» TUGAS LATIHAN:
1: Jawablah pertanyaan berikut berdasarkan teks bacaan.
(a) Menurut Pidi Baiq, dulu nama besar kampus disebabkan oleh apa?
(b) Almamater yang dulu dibanggakan kini hanya menjadi apa?
(c) Jika niat kuliah hanya untuk gengsi, keberadaan seseorang di kampus akan menjadi apa?
2: Sunting teks bacaan dengan menuliskan kembali bagian antara "Jadi yang harus" dan "diri kita sendiri?.", termasuk keduanya. Ganti "hiasan kelas" dengan "pajangan kelas".

» TEKS BACAAN:
━━━━━━━━━━━━━━━━
Mendengar lanjutan kisahnya tersebut, aku bisa merasakan guratan pasrah di wajahnya, beban moral yang ditanggungnya pasti sangatlah besar, belum lagi tuntutan keluarganya, hufh............... aku hanya bisa menghela nafas dalam-dalam dan membayangkan bagaimana jadinya jika hal itu terjadi padaku.

Almamater yang dulu menjadi kebanggan itu, kini hanya lembaran aib yang terlalu privasi untuk diceritakan. Aku sangat memahami perasaannya, itulah sebabnya aku tak sanggup menanyakan lebih jauh dari apa latar belakangnya.

Kembali ke laptop, dari kisah yang saya ceritakan diatas terutama di kasus kedua, saya berani menyimpulkan bahwa universitas favorit sekalipun, ternyata juga tidak memberi jaminan mahasiswanya untuk sukses dan memiliki kwalitas tinggi ditengah masyarakat pasca lulus nanti.

Pidi Baiq bilang : “Dulu, nama besar kampus disebabkan oleh karena kehebatan mahasiswanya. Sekarang, mahasiswa ingin hebat karena nama besar kampusnya”. (At-Twitter: 17)

Jadi yang harus diperbaiki kita saat ini adalah, niat kita untuk belajar di suatu tempat itu apakah karena kita pure ingin belajar? Atau karena kita ingin numpang beken doang? Dan tentu saja menjadi buah bibir tetangga di kampung halaman, guru di sekolah dan tentunya teman-teman semasa SMA?

Jika niatnya hanya ingin untuk gengsi saja, maka STOP RIGHT NOW. Karena eksistensi kamu di kampus tersebut hanya akan menjadi hiasan kelas saja bahkan jadi kesed kampus. Selain itu, orang-orang yang memiliki motivasi kuliah semacam ini hanya akan menguras harta orang tuanya saja, sementara prestasi dan kontribusinya NIHIL.

Jadi sekarang pertanyaannya adalah, dimana letak kwalitas hidup kita? Dikampus/ sekolah yang kita tempati? Atau dalam diri kita sendiri?.

Dan lagi-lagi pertanyaan ini akan saya jawab dalam 2 SKS dibawah ini. Haaaaaa. Boong deng..Cuma mau update-in status orang aja ko.
━━━━━━━━━━━━━━━━
» CUPLIKAN DATA:
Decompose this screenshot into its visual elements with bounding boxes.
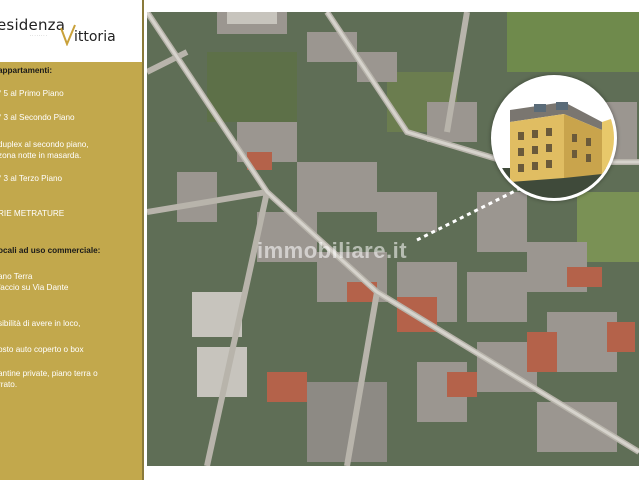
building-render-icon [494,78,614,198]
info-item-sizes: RIE METRATURE [0,209,65,218]
info-item-ground-floor: ano Terra [0,272,33,281]
logo-band: esidenza · · · · · · · · ittoria [0,0,142,62]
info-item-duplex-line2: zona notte in masarda. [0,151,82,160]
heading-apartments: appartamenti: [0,66,53,75]
info-item-cellars-line2: rrato. [0,380,18,389]
info-item-parking: osto auto coperto o box [0,345,84,354]
heading-commercial: ocali ad uso commerciale: [0,246,101,255]
aerial-map: immobiliare.it [147,12,639,466]
logo-word-vittoria: ittoria [74,29,116,45]
info-item-duplex-line1: duplex al secondo piano, [0,140,89,149]
logo-word-residenza: esidenza [0,16,66,34]
info-item-on-site: sibilità di avere in loco, [0,319,81,328]
watermark: immobiliare.it [257,238,408,263]
building-render-circle [491,75,617,201]
info-item-third-floor: ° 3 al Terzo Piano [0,174,63,183]
map-frame: immobiliare.it [144,0,640,480]
info-sidebar: esidenza · · · · · · · · ittoria apparta… [0,0,142,480]
info-item-first-floor: ° 5 al Primo Piano [0,89,64,98]
logo-subtitle: · · · · · · · · [30,34,47,38]
info-item-cellars-line1: antine private, piano terra o [0,369,98,378]
info-item-via-dante: faccio su Via Dante [0,283,69,292]
info-item-second-floor: ° 3 al Secondo Piano [0,113,75,122]
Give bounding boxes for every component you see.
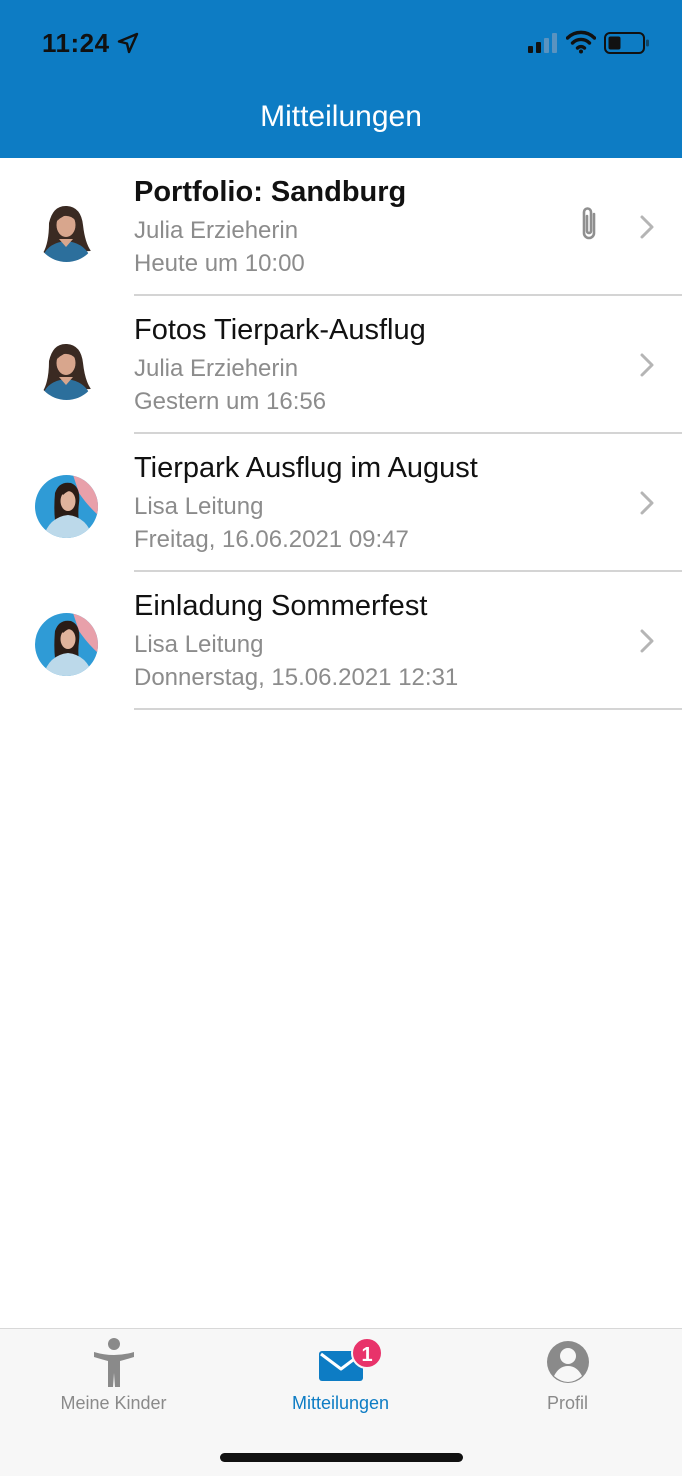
wifi-icon: [566, 30, 596, 54]
tab-bar: Meine Kinder 1 Mitteilungen Profil: [0, 1328, 682, 1476]
message-sender: Julia Erzieherin: [134, 355, 299, 382]
page-title: Mitteilungen: [260, 100, 422, 133]
divider: [134, 708, 682, 710]
tab-meine-kinder[interactable]: Meine Kinder: [0, 1329, 227, 1429]
message-row[interactable]: Portfolio: Sandburg Julia Erzieherin Heu…: [0, 158, 682, 296]
chevron-right-icon: [640, 629, 654, 653]
message-row[interactable]: Fotos Tierpark-Ausflug Julia Erzieherin …: [0, 296, 682, 434]
tab-mitteilungen[interactable]: 1 Mitteilungen: [227, 1329, 454, 1429]
location-arrow-icon: [117, 32, 139, 54]
message-sender: Lisa Leitung: [134, 493, 264, 520]
tab-label: Profil: [546, 1393, 588, 1413]
chevron-right-icon: [640, 215, 654, 239]
child-figure-icon: [93, 1338, 134, 1387]
status-time: 11:24: [42, 28, 110, 58]
message-title: Tierpark Ausflug im August: [134, 452, 478, 484]
navigation-header: 11:24 Mitteilungen: [0, 0, 682, 158]
home-indicator: [220, 1453, 463, 1462]
message-title: Fotos Tierpark-Ausflug: [134, 314, 426, 346]
message-list: Portfolio: Sandburg Julia Erzieherin Heu…: [0, 158, 682, 710]
avatar: [35, 337, 98, 400]
message-title: Einladung Sommerfest: [134, 590, 428, 622]
message-row[interactable]: Einladung Sommerfest Lisa Leitung Donner…: [0, 572, 682, 710]
avatar: [35, 199, 98, 262]
tab-label: Meine Kinder: [60, 1393, 167, 1413]
message-sender: Lisa Leitung: [134, 631, 264, 658]
message-date: Donnerstag, 15.06.2021 12:31: [134, 664, 459, 691]
tab-profil[interactable]: Profil: [454, 1329, 681, 1429]
battery-icon: [604, 32, 649, 54]
profile-icon: [546, 1341, 589, 1383]
message-title: Portfolio: Sandburg: [134, 176, 407, 208]
message-date: Heute um 10:00: [134, 250, 305, 277]
cellular-signal-icon: [528, 33, 557, 53]
chevron-right-icon: [640, 491, 654, 515]
message-sender: Julia Erzieherin: [134, 217, 299, 244]
paperclip-icon: [582, 207, 596, 240]
message-date: Gestern um 16:56: [134, 388, 327, 415]
avatar: [35, 475, 98, 538]
message-date: Freitag, 16.06.2021 09:47: [134, 526, 409, 553]
avatar: [35, 613, 98, 676]
tab-label: Mitteilungen: [291, 1393, 390, 1413]
unread-badge: 1: [351, 1337, 383, 1369]
message-row[interactable]: Tierpark Ausflug im August Lisa Leitung …: [0, 434, 682, 572]
chevron-right-icon: [640, 353, 654, 377]
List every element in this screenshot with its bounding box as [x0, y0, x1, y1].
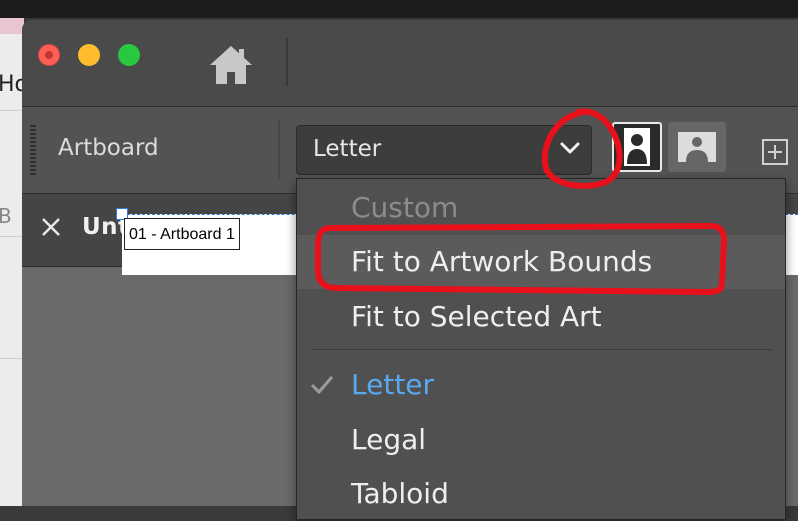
zoom-window-button[interactable] — [118, 44, 140, 66]
landscape-orientation-button[interactable] — [668, 122, 726, 172]
divider — [0, 236, 24, 237]
menu-item-legal[interactable]: Legal — [297, 413, 785, 467]
checkmark-icon — [310, 376, 334, 395]
panel-grip-handle[interactable] — [30, 125, 36, 175]
macos-menubar — [0, 0, 798, 18]
artboard-preset-select[interactable]: Letter — [296, 125, 592, 175]
minimize-window-button[interactable] — [78, 44, 100, 66]
panel-label: Artboard — [58, 135, 159, 161]
menu-divider — [311, 349, 773, 350]
toolbar-separator — [286, 38, 288, 86]
background-app-text-2: B — [0, 204, 12, 228]
menu-item-letter-label: Letter — [351, 368, 435, 401]
menu-item-fit-to-artwork-bounds[interactable]: Fit to Artwork Bounds — [297, 235, 785, 289]
close-window-button[interactable] — [38, 44, 60, 66]
menu-item-tabloid[interactable]: Tabloid — [297, 467, 785, 521]
divider — [0, 110, 24, 111]
chevron-down-icon[interactable] — [559, 141, 581, 155]
close-tab-icon[interactable] — [40, 216, 62, 238]
menu-item-fit-to-selected-art[interactable]: Fit to Selected Art — [297, 290, 785, 344]
landscape-icon — [678, 132, 716, 162]
home-button[interactable] — [208, 44, 254, 86]
plus-square-icon — [762, 139, 788, 165]
divider — [0, 358, 24, 359]
portrait-orientation-button[interactable] — [612, 122, 662, 172]
new-artboard-button[interactable] — [762, 139, 788, 165]
preset-select-value: Letter — [313, 136, 382, 162]
title-bar — [22, 20, 798, 107]
artboard-name-label[interactable]: 01 - Artboard 1 — [124, 218, 240, 250]
artboard-preset-menu: Custom Fit to Artwork Bounds Fit to Sele… — [296, 178, 786, 520]
menu-item-letter[interactable]: Letter — [297, 358, 785, 412]
control-bar-separator — [278, 121, 280, 179]
menu-item-custom: Custom — [351, 191, 459, 224]
house-icon — [210, 46, 252, 84]
background-app-window: Ho B — [0, 18, 28, 506]
portrait-icon — [624, 128, 650, 166]
background-app-header — [0, 18, 24, 34]
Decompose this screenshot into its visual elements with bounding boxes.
━━━━━━━━━━━━━━━━
» JAWABAN TUGAS:
1:
(a) Kehebatan mahasiswanya.
(b) Lembaran aib yang terlalu privasi untuk diceritakan.
(c) Hiasan kelas saja, bahkan kesed kampus.

2:
Jadi yang harus diperbaiki kita saat ini adalah, niat kita untuk belajar di suatu tempat itu apakah karena kita pure ingin belajar? Atau karena kita ingin numpang beken doang? Dan tentu saja menjadi buah bibir tetangga di kampung halaman, guru di sekolah dan tentunya teman-teman semasa SMA?

Jika niatnya hanya ingin untuk gengsi saja, maka STOP RIGHT NOW. Karena eksistensi kamu di kampus tersebut hanya akan menjadi pajangan kelas saja bahkan jadi kesed kampus. Selain itu, orang-orang yang memiliki motivasi kuliah semacam ini hanya akan menguras harta orang tuanya saja, sementara prestasi dan kontribusinya NIHIL.

Jadi sekarang pertanyaannya adalah, dimana letak kwalitas hidup kita? Dikampus/ sekolah yang kita tempati? Atau dalam diri kita sendiri?.